Exercise goal
Scan the entries below for the word "Контейнер". Copy each line that has it.

Data entries:
= = =

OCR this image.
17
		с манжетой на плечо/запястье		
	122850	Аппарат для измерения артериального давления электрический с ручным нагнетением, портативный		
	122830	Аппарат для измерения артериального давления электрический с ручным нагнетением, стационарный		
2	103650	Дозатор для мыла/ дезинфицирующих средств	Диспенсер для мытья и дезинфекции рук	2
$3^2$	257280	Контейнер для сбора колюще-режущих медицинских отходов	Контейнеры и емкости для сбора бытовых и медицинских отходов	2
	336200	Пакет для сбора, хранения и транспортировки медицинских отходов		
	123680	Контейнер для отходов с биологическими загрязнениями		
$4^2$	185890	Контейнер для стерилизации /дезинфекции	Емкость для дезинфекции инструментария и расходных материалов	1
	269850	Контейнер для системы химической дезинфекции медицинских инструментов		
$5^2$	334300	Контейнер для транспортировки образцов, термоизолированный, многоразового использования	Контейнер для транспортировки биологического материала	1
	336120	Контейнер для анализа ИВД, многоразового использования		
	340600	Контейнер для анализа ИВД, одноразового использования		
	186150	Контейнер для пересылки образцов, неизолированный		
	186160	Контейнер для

= = =

Exercise answer
$3^2$	257280	Контейнер для сбора колюще-режущих медицинских отходов	Контейнеры и емкости для сбора бытовых и медицинских отходов	2
	123680	Контейнер для отходов с биологическими загрязнениями		
$4^2$	185890	Контейнер для стерилизации /дезинфекции	Емкость для дезинфекции инструментария и расходных материалов	1
	269850	Контейнер для системы химической дезинфекции медицинских инструментов		
$5^2$	334300	Контейнер для транспортировки образцов, термоизолированный, многоразового использования	Контейнер для транспортировки биологического материала	1
	336120	Контейнер для анализа ИВД, многоразового использования		
	340600	Контейнер для анализа ИВД, одноразового использования		
	186150	Контейнер для пересылки образцов, неизолированный		
	186160	Контейнер для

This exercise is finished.